## Aim of the task
Reproduce exactly the lines beginning with the line that contains "Serialize everything readable" and ending at the final line of the material below.

(Dataset excerpt)

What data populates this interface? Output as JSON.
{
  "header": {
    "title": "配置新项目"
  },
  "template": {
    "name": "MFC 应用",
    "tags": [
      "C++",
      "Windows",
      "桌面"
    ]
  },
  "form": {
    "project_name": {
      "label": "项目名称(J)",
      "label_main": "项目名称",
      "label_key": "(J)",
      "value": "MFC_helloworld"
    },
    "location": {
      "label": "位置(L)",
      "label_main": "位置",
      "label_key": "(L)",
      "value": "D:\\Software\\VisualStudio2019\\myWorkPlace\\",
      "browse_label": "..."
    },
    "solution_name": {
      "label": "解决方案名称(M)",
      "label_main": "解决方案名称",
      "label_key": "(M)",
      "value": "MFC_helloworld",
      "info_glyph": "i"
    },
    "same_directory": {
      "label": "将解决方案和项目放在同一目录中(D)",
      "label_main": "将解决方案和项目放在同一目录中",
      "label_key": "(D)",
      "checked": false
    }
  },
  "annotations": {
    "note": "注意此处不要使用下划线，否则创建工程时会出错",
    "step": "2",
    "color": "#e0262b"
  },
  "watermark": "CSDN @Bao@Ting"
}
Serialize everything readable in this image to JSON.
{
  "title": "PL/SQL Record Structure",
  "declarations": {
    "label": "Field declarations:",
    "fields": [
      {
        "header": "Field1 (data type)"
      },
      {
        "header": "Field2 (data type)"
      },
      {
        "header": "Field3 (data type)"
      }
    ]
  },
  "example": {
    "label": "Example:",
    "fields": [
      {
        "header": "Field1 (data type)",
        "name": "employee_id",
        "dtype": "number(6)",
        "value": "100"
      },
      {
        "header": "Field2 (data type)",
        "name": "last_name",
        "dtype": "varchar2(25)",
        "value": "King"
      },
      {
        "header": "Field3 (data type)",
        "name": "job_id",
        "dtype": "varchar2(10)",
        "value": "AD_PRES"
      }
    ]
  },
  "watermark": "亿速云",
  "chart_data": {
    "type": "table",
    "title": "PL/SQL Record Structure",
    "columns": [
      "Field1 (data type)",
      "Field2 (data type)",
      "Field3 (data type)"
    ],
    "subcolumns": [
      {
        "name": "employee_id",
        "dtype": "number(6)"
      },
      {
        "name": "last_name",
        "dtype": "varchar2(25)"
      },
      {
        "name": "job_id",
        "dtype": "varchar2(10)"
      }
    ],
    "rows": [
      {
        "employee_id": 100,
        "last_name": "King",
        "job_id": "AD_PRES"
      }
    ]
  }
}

## Correct response
Serialize everything readable in this image to JSON.
{
  "title": "PL/SQL Record Structure",
  "declarations": {
    "label": "Field declarations:",
    "fields": [
      {
        "header": "Field1 (data type)"
      },
      {
        "header": "Field2 (data type)"
      },
      {
        "header": "Field3 (data type)"
      }
    ]
  },
  "example": {
    "label": "Example:",
    "fields": [
      {
        "header": "Field1 (data type)",
        "name": "employee_id",
        "dtype": "number(6)",
        "value": "100"
      },
      {
        "header": "Field2 (data type)",
        "name": "last_name",
        "dtype": "varchar2(25)",
        "value": "King"
      },
      {
        "header": "Field3 (data type)",
        "name": "job_id",
        "dtype": "varchar2(10)",
        "value": "AD_PRES"
      }
    ]
  },
  "watermark": "亿速云",
  "chart_data": {
    "type": "table",
    "title": "PL/SQL Record Structure",
    "columns": [
      "Field1 (data type)",
      "Field2 (data type)",
      "Field3 (data type)"
    ],
    "subcolumns": [
      {
        "name": "employee_id",
        "dtype": "number(6)"
      },
      {
        "name": "last_name",
        "dtype": "varchar2(25)"
      },
      {
        "name": "job_id",
        "dtype": "varchar2(10)"
      }
    ],
    "rows": [
      {
        "employee_id": 100,
        "last_name": "King",
        "job_id": "AD_PRES"
      }
    ]
  }
}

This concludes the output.